**Directions for this task**
Read the material below and tally how many lines hold the word "ระโชต", giving the number and nothing else.

[Records from a dataset]
****************

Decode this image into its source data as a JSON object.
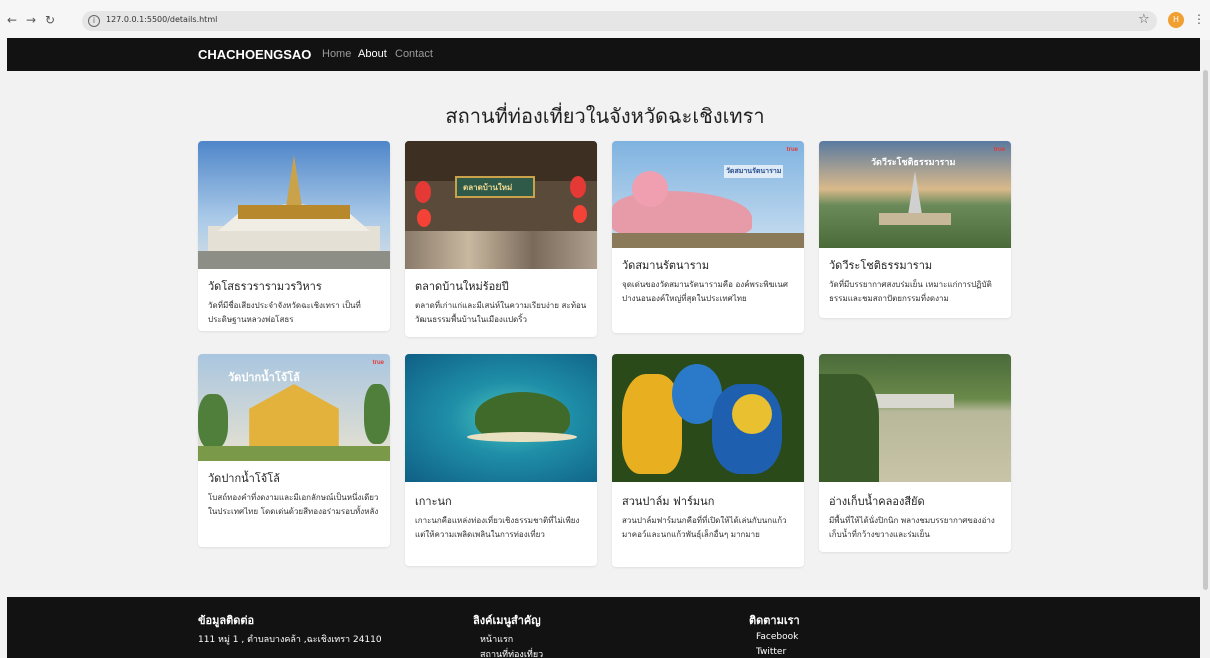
{
  "browser": {
    "url": "127.0.0.1:5500/details.html",
    "profile_initial": "H"
  },
  "navbar": {
    "brand": "CHACHOENGSAO",
    "links": [
      {
        "label": "Home",
        "active": false
      },
      {
        "label": "About",
        "active": true
      },
      {
        "label": "Contact",
        "active": false
      }
    ]
  },
  "main": {
    "title": "สถานที่ท่องเที่ยวในจังหวัดฉะเชิงเทรา",
    "cards": [
      {
        "title": "วัดโสธรวรารามวรวิหาร",
        "desc": "วัดที่มีชื่อเสียงประจำจังหวัดฉะเชิงเทรา เป็นที่ประดิษฐานหลวงพ่อโสธร"
      },
      {
        "title": "ตลาดบ้านใหม่ร้อยปี",
        "desc": "ตลาดที่เก่าแก่และมีเสน่ห์ในความเรียบง่าย สะท้อนวัฒนธรรมพื้นบ้านในเมืองแปดริ้ว",
        "sign": "ตลาดบ้านใหม่"
      },
      {
        "title": "วัดสมานรัตนาราม",
        "desc": "จุดเด่นของวัดสมานรัตนารามคือ องค์พระพิฆเนศปางนอนองค์ใหญ่ที่สุดในประเทศไทย",
        "badge": "true",
        "overlay": "วัดสมานรัตนาราม"
      },
      {
        "title": "วัดวีระโชติธรรมาราม",
        "desc": "วัดที่มีบรรยากาศสงบร่มเย็น เหมาะแก่การปฏิบัติธรรมและชมสถาปัตยกรรมที่งดงาม",
        "badge": "true",
        "overlay": "วัดวีระโชติธรรมาราม"
      },
      {
        "title": "วัดปากน้ำโจ้โล้",
        "desc": "โบสถ์ทองคำที่งดงามและมีเอกลักษณ์เป็นหนึ่งเดียวในประเทศไทย โดดเด่นด้วยสีทองอร่ามรอบทั้งหลัง",
        "badge": "true",
        "overlay": "วัดปากน้ำโจ้โล้"
      },
      {
        "title": "เกาะนก",
        "desc": "เกาะนกคือแหล่งท่องเที่ยวเชิงธรรมชาติที่ไม่เพียงแต่ให้ความเพลิดเพลินในการท่องเที่ยว"
      },
      {
        "title": "สวนปาล์ม ฟาร์มนก",
        "desc": "สวนปาล์มฟาร์มนกคือที่ที่เปิดให้ได้เล่นกับนกแก้วมาคอว์และนกแก้วพันธุ์เล็กอื่นๆ มากมาย"
      },
      {
        "title": "อ่างเก็บน้ำคลองสียัด",
        "desc": "มีพื้นที่ให้ได้นั่งปิกนิก พลางชมบรรยากาศของอ่างเก็บน้ำที่กว้างขวางและร่มเย็น"
      }
    ]
  },
  "footer": {
    "contact": {
      "title": "ข้อมูลติดต่อ",
      "address": "111 หมู่ 1 , ตำบลบางคล้า ,ฉะเชิงเทรา 24110"
    },
    "links": {
      "title": "ลิงค์เมนูสำคัญ",
      "items": [
        "หน้าแรก",
        "สถานที่ท่องเที่ยว"
      ]
    },
    "follow": {
      "title": "ติดตามเรา",
      "items": [
        "Facebook",
        "Twitter"
      ]
    }
  },
  "colors": {
    "navbar_bg": "#121212",
    "page_bg": "#f2f2f2",
    "card_bg": "#ffffff"
  }
}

****************

**Task answer**
2